▶ [Directions]
Type every record exactly as it appears.

****************

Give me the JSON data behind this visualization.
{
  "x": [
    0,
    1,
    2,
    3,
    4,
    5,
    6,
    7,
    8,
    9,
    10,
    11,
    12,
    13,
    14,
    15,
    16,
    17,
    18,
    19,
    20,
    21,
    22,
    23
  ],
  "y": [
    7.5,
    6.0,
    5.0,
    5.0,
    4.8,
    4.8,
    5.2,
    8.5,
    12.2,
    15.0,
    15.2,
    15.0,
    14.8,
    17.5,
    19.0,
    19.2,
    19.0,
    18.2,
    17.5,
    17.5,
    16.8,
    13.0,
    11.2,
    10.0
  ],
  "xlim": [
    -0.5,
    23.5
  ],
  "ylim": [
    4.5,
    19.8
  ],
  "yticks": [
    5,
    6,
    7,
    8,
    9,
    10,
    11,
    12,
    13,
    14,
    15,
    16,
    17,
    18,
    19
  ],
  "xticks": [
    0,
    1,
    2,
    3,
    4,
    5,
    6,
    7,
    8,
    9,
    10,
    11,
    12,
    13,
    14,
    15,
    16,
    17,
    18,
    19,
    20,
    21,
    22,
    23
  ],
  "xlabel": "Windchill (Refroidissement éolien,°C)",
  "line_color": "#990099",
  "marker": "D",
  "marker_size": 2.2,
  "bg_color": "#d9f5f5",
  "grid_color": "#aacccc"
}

****************

▶ [Full output]
Give me the JSON data behind this visualization.
{
  "x": [
    0,
    1,
    2,
    3,
    4,
    5,
    6,
    7,
    8,
    9,
    10,
    11,
    12,
    13,
    14,
    15,
    16,
    17,
    18,
    19,
    20,
    21,
    22,
    23
  ],
  "y": [
    7.5,
    6.0,
    5.0,
    5.0,
    4.8,
    4.8,
    5.2,
    8.5,
    12.2,
    15.0,
    15.2,
    15.0,
    14.8,
    17.5,
    19.0,
    19.2,
    19.0,
    18.2,
    17.5,
    17.5,
    16.8,
    13.0,
    11.2,
    10.0
  ],
  "xlim": [
    -0.5,
    23.5
  ],
  "ylim": [
    4.5,
    19.8
  ],
  "yticks": [
    5,
    6,
    7,
    8,
    9,
    10,
    11,
    12,
    13,
    14,
    15,
    16,
    17,
    18,
    19
  ],
  "xticks": [
    0,
    1,
    2,
    3,
    4,
    5,
    6,
    7,
    8,
    9,
    10,
    11,
    12,
    13,
    14,
    15,
    16,
    17,
    18,
    19,
    20,
    21,
    22,
    23
  ],
  "xlabel": "Windchill (Refroidissement éolien,°C)",
  "line_color": "#990099",
  "marker": "D",
  "marker_size": 2.2,
  "bg_color": "#d9f5f5",
  "grid_color": "#aacccc"
}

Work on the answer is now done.